__THE REQUEST__. Scan the lines below; pull out those with "degrees".

-- Start of RECORD SET --

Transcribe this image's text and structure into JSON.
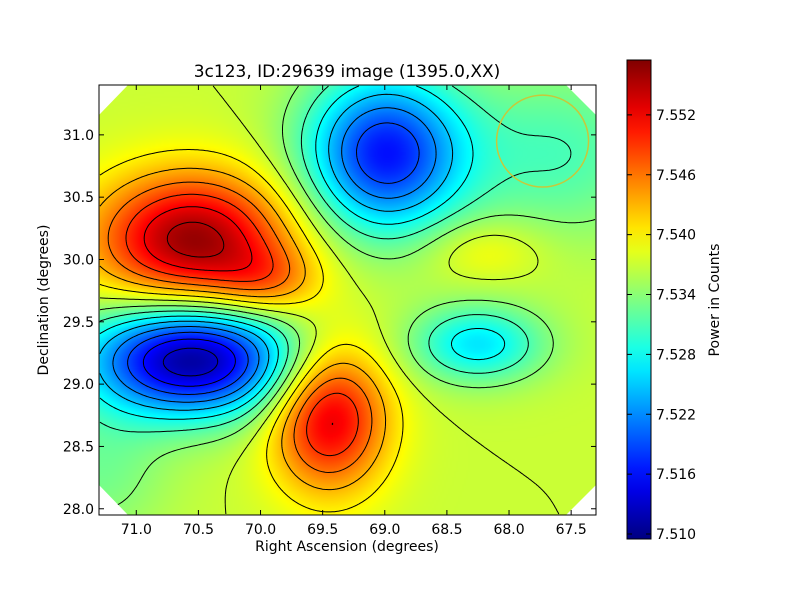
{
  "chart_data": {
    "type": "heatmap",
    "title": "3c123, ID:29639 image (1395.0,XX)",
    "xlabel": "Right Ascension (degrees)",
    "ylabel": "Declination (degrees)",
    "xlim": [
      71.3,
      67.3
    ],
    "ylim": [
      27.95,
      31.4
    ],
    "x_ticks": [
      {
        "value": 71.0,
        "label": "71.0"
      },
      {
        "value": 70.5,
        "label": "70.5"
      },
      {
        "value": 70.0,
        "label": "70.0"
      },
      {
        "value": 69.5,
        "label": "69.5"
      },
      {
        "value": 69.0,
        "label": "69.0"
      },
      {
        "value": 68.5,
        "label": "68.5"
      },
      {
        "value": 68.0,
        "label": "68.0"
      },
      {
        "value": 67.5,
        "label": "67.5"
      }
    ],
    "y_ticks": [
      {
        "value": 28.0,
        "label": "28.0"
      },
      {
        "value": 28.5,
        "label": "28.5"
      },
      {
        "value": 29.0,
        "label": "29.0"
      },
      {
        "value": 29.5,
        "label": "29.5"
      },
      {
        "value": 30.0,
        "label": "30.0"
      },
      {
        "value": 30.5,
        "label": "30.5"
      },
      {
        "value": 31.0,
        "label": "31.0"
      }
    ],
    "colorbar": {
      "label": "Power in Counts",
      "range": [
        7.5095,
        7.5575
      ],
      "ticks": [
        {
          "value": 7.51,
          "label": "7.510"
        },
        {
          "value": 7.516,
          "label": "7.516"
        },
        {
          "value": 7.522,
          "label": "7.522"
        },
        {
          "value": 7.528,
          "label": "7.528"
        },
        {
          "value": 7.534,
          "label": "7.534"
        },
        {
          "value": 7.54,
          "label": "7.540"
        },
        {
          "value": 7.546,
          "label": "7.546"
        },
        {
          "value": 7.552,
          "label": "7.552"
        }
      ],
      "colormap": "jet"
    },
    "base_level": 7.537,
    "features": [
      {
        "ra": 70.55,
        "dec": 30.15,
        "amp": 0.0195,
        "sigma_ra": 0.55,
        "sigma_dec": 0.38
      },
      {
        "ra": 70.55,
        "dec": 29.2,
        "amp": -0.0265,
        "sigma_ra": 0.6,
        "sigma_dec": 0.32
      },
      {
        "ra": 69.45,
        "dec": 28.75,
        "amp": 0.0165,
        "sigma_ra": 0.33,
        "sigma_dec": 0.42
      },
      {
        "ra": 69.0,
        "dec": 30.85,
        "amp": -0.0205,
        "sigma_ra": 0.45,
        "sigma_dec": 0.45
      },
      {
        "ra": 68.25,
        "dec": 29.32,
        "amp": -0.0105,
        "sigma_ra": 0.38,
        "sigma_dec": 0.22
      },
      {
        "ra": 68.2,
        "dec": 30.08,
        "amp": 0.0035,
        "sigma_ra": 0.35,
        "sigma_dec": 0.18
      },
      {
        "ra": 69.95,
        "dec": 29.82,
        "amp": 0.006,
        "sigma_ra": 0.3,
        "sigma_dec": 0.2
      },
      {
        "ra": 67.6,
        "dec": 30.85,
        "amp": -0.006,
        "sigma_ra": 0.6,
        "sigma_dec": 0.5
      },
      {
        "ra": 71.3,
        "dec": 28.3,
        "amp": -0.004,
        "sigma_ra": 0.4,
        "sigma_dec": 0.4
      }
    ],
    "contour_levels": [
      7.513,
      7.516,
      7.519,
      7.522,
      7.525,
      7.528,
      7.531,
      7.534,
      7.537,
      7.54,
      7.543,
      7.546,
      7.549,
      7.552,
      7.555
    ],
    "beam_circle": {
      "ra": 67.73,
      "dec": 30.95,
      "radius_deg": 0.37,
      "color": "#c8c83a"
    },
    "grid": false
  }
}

-- End of RECORD SET --
-- Start of RECORD SET --

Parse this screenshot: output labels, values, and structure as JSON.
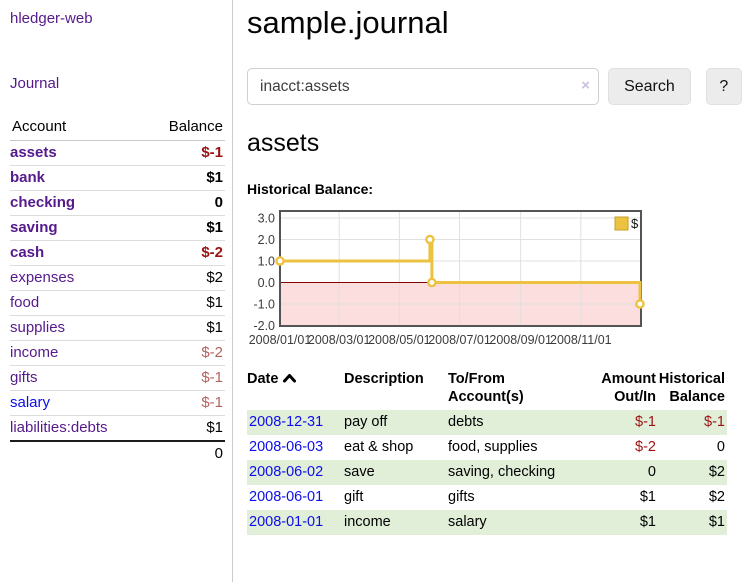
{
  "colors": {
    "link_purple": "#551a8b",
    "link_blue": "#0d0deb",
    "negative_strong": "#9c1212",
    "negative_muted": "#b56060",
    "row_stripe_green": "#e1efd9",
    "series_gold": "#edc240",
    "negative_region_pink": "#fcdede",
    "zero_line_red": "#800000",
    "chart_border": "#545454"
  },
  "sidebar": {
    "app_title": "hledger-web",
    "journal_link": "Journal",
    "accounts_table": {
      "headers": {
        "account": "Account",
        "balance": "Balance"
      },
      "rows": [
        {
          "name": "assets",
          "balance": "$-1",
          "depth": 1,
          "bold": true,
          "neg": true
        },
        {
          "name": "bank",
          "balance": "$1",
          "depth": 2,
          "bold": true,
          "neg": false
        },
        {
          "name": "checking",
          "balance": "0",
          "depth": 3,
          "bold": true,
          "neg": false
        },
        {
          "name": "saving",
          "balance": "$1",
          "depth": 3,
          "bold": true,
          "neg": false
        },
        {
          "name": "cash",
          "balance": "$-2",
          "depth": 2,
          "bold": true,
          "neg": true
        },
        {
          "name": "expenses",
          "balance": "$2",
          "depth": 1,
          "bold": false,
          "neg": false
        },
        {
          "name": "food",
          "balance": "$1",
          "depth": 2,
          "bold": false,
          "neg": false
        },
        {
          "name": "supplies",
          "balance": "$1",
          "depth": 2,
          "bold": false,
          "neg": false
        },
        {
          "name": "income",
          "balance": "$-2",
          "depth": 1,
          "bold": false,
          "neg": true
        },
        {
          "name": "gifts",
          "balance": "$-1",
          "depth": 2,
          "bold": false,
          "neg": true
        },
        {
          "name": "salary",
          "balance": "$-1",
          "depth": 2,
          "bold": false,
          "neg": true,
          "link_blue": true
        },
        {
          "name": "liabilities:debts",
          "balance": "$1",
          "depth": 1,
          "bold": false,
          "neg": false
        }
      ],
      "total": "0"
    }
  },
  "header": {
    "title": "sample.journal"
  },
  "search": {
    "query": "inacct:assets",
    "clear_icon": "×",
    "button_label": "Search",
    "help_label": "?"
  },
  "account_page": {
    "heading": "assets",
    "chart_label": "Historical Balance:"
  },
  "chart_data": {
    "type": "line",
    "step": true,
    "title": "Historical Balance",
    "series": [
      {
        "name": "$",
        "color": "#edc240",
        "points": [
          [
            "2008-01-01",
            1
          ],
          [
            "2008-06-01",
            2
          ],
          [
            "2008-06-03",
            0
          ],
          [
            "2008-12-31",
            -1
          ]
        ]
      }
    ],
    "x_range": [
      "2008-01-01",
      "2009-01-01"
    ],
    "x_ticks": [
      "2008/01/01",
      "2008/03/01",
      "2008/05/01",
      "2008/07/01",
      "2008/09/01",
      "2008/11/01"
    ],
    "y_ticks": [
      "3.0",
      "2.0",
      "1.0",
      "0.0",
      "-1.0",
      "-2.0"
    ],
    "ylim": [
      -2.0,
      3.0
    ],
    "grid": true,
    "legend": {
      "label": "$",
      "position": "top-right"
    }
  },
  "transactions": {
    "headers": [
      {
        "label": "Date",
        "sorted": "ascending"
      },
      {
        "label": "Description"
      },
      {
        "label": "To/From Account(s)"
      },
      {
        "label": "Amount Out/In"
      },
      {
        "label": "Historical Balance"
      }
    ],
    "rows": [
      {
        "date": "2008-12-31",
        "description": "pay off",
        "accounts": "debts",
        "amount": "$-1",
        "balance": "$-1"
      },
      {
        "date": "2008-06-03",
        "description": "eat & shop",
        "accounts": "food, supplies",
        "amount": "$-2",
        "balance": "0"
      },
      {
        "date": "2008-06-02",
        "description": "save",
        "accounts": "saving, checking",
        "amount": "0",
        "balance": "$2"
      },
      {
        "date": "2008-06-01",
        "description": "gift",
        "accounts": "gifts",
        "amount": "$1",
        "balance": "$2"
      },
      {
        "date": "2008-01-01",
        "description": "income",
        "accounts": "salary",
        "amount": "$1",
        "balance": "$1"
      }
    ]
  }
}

-- End of RECORD SET --
-- Start of RECORD SET --

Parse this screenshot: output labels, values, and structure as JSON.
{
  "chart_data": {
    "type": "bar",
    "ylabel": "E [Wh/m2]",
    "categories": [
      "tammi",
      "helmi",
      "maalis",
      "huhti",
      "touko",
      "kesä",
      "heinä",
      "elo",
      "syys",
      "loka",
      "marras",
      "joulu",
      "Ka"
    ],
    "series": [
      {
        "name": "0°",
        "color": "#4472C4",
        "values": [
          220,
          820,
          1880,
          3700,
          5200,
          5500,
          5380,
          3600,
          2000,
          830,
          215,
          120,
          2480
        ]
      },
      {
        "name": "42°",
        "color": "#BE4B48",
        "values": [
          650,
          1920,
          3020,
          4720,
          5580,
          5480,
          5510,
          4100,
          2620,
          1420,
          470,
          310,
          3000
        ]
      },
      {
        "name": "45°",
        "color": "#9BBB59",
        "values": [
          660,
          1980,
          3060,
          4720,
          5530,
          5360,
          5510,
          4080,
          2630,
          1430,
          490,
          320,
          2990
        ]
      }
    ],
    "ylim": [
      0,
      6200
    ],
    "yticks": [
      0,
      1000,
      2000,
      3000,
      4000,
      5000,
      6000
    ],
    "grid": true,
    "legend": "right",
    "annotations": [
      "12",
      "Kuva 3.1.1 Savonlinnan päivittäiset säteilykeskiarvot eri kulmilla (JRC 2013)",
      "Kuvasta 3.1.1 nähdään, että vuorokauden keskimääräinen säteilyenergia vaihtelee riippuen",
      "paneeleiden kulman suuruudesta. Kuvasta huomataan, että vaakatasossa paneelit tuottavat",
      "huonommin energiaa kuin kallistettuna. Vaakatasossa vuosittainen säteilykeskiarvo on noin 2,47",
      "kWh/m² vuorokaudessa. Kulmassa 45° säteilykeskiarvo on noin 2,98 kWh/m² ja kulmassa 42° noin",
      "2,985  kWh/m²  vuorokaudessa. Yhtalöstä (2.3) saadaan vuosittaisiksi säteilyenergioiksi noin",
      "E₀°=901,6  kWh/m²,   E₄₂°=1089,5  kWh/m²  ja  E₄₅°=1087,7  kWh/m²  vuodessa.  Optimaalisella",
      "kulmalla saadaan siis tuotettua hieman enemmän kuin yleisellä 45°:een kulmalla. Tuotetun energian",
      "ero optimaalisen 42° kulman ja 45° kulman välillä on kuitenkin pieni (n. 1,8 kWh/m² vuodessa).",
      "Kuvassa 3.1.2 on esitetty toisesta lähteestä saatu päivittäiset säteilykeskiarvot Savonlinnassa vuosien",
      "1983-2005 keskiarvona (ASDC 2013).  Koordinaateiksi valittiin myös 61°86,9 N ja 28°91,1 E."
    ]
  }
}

-- End of RECORD SET --

__EXERCISE RESPONSE__.
    "xlabel": "Right Ascension (degrees)",
    "ylabel": "Declination (degrees)",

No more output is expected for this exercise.